TEXTO DA PÁGINA ::
==========

O presidente Luiz Inácio Lula da Silva determinou ontem a primeira retaliação de seu governo contra um país sul-americano beneficiado pela política externa da solidariedade diplomática. O alvo foi o Equador, de Rafael Correa, que anteontem elevou o tom de ameaça de expulsão da Petrobrás e reiterou a decisão de não permitir mais as operações da Construtora Norberto Odebrecht no país.
Ciente da carência de investimentos no setor de infra-estrutura do Equador, Lula suspendeu a viagem de uma missão a Quito do ministro dos Transportes, Alfredo Nascimento, marcada para quarta-feira, que trataria do apoio financeiro do Brasil a investimentos para a construção de rodovias. Fez questão também de divulgar a decisão em nota oficial do Itamaraty.

==========

TAREFA A :: Reproduza fielmente os registros, começando pelo primeiro e terminando na linha que contém "Legend: Panel T, Battery", com ambas as pontas incluídas.
O texto e os registros não têm nenhuma relação entre si.

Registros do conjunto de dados
==========

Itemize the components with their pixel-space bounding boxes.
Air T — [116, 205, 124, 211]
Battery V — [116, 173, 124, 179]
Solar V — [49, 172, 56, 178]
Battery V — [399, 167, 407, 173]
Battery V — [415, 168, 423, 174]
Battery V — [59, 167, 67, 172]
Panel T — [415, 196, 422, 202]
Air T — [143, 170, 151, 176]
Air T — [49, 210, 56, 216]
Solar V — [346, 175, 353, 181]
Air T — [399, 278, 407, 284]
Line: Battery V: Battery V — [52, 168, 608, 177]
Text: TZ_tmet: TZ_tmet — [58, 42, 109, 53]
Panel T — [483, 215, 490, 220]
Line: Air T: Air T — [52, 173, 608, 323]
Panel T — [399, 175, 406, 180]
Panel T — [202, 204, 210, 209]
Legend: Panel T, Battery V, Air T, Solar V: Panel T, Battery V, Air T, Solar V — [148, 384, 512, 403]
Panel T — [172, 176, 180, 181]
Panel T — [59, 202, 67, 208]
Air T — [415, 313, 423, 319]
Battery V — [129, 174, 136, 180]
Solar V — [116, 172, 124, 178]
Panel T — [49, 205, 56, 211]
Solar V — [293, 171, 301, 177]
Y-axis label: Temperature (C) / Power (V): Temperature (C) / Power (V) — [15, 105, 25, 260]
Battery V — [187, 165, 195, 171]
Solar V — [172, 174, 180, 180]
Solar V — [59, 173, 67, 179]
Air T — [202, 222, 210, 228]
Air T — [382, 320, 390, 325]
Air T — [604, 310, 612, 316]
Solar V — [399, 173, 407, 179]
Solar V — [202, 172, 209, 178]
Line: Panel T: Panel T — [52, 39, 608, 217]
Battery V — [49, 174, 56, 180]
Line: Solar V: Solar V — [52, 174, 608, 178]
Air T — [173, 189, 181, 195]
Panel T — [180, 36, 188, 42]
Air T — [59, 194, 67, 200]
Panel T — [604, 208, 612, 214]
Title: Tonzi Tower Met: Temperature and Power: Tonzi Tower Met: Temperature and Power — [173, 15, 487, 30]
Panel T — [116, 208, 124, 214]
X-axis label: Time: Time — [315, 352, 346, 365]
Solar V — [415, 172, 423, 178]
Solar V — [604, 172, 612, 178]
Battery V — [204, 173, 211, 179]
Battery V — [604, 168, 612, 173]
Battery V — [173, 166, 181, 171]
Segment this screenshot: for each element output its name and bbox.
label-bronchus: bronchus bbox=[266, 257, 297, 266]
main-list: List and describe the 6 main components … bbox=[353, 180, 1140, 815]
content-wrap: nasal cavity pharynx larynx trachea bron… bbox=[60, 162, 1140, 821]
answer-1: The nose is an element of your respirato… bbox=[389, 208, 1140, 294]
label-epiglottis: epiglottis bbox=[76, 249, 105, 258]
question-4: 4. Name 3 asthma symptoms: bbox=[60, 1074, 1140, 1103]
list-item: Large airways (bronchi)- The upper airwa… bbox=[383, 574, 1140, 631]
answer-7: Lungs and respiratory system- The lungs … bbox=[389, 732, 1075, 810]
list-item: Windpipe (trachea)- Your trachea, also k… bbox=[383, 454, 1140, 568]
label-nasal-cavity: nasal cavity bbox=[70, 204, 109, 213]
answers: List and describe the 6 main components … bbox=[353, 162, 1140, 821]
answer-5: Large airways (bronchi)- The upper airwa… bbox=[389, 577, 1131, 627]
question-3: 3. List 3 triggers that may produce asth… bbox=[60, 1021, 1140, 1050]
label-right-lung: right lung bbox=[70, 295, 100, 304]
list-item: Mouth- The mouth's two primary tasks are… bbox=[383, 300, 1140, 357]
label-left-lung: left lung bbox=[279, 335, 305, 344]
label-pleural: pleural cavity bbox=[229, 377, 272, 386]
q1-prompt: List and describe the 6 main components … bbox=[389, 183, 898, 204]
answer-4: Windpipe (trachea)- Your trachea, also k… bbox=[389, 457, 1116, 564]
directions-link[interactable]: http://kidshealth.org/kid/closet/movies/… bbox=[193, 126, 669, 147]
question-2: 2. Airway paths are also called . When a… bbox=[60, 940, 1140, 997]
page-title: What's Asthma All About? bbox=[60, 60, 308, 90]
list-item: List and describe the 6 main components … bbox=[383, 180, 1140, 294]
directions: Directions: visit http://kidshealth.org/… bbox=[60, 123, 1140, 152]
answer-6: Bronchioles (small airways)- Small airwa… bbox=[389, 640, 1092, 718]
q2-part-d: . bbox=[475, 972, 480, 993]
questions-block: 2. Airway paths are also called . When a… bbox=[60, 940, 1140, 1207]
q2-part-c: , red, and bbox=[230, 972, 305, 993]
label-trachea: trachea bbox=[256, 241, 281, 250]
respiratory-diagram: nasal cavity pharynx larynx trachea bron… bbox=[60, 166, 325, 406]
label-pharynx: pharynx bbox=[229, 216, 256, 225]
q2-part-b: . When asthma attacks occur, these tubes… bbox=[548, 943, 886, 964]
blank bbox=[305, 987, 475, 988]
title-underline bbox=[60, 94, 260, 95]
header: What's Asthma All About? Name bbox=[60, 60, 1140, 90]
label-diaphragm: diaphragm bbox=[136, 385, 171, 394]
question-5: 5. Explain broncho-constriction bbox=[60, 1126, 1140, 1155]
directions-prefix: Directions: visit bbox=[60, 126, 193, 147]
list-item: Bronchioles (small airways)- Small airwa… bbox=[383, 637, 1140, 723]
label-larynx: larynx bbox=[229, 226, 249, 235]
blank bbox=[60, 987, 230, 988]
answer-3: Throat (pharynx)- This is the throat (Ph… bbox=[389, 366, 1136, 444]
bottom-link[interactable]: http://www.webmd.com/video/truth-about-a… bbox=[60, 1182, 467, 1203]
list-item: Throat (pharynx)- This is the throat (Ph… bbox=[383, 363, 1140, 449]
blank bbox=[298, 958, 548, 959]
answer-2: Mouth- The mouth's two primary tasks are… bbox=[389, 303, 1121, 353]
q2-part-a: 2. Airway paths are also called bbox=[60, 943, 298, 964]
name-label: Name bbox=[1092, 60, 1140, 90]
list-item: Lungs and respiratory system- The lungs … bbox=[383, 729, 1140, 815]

==========

TAREFA B :: No texto sobre a retaliação ao Equador, qual ministro teve suspensa a viagem de uma missão a Quito?

RESPOSTA ESCRITA A ::
Itemize the components with their pixel-space bounding boxes.
Air T — [116, 205, 124, 211]
Battery V — [116, 173, 124, 179]
Solar V — [49, 172, 56, 178]
Battery V — [399, 167, 407, 173]
Battery V — [415, 168, 423, 174]
Battery V — [59, 167, 67, 172]
Panel T — [415, 196, 422, 202]
Air T — [143, 170, 151, 176]
Air T — [49, 210, 56, 216]
Solar V — [346, 175, 353, 181]
Air T — [399, 278, 407, 284]
Line: Battery V: Battery V — [52, 168, 608, 177]
Text: TZ_tmet: TZ_tmet — [58, 42, 109, 53]
Panel T — [483, 215, 490, 220]
Line: Air T: Air T — [52, 173, 608, 323]
Panel T — [399, 175, 406, 180]
Panel T — [202, 204, 210, 209]
Legend: Panel T, Battery V, Air T, Solar V: Panel T, Battery V, Air T, Solar V — [148, 384, 512, 403]

RESPOSTA ESCRITA B :: Alfredo Nascimento, ministro dos Transportes.